TASK TO COMPLETE. Reproduce the records from the start through the line containing "headline-line-2: Г. А.", replacing "bbox" with "bounding box" and leaving everything else unchanged.

>> START EXERCISE MATERIALS

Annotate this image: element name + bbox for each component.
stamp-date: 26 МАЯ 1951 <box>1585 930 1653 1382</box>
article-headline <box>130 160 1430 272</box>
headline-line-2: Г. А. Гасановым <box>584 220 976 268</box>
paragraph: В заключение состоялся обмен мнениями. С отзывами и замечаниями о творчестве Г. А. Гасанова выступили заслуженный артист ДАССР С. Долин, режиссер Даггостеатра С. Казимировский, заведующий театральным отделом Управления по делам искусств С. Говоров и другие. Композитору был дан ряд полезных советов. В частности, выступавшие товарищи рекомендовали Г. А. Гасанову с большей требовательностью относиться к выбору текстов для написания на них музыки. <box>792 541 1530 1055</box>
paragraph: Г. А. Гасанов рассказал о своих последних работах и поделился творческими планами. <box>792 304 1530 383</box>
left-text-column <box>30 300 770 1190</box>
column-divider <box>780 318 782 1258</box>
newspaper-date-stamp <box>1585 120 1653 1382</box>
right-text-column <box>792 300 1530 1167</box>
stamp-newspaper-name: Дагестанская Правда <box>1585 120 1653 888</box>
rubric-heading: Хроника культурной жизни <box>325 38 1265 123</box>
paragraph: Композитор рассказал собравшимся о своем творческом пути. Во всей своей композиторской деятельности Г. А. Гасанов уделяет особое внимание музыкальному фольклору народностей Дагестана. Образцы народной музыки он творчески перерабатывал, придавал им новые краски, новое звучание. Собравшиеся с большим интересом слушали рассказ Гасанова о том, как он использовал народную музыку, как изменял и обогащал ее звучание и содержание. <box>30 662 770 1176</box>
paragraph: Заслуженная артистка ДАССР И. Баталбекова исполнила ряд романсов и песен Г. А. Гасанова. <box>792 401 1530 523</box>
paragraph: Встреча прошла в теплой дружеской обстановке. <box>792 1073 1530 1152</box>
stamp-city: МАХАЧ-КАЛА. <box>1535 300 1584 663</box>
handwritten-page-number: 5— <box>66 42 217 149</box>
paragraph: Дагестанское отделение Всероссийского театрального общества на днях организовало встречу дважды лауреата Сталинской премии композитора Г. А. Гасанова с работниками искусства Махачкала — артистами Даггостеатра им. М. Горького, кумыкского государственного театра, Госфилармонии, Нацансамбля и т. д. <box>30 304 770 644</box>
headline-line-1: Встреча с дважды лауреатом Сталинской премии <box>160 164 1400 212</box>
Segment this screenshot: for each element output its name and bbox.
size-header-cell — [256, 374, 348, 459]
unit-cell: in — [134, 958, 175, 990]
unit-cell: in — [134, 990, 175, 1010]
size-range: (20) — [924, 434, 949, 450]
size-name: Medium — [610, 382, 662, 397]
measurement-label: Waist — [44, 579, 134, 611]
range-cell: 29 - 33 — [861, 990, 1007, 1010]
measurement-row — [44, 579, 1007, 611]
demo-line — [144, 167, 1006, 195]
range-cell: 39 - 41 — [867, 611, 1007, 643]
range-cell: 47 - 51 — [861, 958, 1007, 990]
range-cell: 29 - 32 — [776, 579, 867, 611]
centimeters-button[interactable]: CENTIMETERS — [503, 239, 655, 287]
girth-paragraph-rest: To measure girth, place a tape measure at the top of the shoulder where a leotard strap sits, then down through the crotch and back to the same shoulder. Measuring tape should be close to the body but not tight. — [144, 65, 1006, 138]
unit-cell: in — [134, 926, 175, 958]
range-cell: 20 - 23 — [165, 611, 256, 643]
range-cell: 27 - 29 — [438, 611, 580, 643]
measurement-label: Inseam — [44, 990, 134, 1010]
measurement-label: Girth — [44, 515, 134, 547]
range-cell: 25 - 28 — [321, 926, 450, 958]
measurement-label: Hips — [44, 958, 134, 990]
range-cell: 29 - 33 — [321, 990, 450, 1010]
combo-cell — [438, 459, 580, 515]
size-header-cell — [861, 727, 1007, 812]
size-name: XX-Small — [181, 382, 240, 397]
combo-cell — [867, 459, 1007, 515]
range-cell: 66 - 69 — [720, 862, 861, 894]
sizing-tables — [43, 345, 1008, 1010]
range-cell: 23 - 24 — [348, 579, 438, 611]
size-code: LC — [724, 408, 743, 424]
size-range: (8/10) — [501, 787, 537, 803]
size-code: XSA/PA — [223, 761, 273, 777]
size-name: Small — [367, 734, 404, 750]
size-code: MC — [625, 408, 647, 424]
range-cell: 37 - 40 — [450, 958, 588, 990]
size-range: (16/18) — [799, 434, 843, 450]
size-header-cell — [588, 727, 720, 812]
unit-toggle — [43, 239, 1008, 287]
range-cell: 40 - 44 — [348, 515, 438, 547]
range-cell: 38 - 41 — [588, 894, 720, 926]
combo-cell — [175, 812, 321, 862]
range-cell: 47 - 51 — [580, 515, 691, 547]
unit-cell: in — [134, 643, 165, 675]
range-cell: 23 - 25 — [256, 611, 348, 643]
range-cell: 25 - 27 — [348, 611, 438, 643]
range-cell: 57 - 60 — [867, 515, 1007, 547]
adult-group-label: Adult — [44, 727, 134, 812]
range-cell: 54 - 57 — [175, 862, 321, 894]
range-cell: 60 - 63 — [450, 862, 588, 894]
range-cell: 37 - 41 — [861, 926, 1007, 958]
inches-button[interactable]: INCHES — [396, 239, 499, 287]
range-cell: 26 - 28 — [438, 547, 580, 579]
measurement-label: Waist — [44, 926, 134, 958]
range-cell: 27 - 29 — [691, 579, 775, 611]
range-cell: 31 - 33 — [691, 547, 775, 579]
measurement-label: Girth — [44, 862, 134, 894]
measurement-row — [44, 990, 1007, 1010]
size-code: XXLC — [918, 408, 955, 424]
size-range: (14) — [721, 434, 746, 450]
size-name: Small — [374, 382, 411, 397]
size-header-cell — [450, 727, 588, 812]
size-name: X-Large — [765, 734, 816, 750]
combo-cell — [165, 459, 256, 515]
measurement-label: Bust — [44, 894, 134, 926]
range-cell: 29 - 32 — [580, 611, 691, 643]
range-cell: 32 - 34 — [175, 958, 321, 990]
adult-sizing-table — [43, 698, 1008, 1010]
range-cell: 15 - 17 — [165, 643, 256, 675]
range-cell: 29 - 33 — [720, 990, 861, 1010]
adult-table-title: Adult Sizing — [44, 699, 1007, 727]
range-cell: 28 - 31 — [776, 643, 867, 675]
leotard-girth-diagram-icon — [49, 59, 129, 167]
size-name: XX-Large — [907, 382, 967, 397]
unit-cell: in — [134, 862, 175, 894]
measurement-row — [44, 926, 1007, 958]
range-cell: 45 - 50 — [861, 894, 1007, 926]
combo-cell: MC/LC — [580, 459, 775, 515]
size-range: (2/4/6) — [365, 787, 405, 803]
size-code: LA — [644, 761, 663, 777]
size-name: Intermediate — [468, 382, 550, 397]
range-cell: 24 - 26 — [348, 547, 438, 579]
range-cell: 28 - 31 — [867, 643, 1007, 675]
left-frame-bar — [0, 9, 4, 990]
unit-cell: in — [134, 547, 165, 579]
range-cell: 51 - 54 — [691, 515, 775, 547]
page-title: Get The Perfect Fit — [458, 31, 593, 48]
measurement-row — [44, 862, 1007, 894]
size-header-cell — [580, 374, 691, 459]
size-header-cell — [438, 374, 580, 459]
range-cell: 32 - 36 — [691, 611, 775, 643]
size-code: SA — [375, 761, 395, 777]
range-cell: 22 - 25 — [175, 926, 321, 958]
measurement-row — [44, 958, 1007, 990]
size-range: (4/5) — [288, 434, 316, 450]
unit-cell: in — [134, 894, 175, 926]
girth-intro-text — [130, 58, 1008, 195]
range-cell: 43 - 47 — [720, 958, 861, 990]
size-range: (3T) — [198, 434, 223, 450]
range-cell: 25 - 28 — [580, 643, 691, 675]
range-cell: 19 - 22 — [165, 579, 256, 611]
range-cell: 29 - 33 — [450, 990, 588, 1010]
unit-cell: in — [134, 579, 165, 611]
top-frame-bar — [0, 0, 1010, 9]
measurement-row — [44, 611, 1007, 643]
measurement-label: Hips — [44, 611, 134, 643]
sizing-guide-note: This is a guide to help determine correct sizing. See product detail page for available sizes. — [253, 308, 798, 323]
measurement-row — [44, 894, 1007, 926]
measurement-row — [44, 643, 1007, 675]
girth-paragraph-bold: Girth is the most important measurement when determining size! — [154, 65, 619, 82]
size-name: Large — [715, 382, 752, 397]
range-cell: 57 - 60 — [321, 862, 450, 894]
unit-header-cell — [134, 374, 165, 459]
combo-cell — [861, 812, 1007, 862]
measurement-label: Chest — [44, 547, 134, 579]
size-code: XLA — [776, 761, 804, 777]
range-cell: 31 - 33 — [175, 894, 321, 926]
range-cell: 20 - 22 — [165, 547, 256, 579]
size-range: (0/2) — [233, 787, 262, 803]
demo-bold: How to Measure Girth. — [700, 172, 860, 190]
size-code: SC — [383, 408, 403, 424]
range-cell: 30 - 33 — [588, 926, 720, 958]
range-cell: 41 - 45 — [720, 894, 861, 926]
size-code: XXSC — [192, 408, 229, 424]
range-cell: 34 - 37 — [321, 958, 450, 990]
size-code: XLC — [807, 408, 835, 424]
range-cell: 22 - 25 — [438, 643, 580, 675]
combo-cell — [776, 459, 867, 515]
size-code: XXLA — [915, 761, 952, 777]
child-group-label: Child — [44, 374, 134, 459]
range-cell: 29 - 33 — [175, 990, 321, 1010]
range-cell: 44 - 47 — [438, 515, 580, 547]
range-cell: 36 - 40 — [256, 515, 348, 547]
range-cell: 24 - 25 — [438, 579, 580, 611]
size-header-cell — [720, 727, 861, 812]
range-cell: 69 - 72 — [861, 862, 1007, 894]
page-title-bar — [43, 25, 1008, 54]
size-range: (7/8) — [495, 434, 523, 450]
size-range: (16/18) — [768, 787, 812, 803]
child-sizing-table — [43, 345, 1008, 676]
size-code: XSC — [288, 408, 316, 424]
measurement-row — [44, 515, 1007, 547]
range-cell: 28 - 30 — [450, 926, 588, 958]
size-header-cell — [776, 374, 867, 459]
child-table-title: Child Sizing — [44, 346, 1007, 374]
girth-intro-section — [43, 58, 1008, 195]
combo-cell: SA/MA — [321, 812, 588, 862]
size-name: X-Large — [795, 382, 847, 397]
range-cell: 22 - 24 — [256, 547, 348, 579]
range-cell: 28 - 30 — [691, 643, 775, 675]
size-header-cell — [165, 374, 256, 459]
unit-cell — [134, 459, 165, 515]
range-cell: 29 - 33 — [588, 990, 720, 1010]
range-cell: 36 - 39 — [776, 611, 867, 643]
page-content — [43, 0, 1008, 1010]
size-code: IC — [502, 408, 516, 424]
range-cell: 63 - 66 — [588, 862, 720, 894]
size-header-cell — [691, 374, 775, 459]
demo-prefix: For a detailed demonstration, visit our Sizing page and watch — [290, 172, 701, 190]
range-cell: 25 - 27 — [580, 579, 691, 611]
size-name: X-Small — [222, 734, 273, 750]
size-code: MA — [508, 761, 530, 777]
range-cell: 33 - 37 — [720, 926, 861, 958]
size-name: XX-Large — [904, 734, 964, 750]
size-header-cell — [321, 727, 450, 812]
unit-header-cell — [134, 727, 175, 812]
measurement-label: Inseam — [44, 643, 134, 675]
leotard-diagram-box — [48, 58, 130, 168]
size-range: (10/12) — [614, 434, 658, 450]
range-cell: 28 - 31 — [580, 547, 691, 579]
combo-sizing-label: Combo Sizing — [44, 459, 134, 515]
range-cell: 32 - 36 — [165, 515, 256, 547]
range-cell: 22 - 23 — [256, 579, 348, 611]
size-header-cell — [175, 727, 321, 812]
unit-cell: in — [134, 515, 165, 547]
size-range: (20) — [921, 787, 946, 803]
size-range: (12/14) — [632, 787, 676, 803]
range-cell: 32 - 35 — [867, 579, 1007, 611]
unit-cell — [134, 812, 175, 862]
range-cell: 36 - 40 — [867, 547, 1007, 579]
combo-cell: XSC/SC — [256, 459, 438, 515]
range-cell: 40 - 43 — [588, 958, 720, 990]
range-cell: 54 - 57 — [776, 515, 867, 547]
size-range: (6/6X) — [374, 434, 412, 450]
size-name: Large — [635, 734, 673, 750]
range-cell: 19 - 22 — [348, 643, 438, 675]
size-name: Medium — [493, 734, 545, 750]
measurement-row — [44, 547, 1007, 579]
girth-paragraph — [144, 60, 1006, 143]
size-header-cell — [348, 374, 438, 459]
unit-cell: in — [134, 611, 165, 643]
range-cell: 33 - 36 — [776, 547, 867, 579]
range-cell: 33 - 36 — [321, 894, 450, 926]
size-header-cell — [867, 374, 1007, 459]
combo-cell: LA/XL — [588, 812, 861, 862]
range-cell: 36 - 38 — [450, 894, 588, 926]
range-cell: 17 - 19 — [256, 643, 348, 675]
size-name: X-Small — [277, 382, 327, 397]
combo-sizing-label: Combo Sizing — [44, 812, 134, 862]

>> END EXERCISE MATERIALS

FINISHED ANSWER.
Annotate this image: element name + bounding box for each component.
stamp-date: 26 МАЯ 1951 <box>1585 930 1653 1382</box>
article-headline <box>130 160 1430 272</box>
headline-line-2: Г. А. Гасановым <box>584 220 976 268</box>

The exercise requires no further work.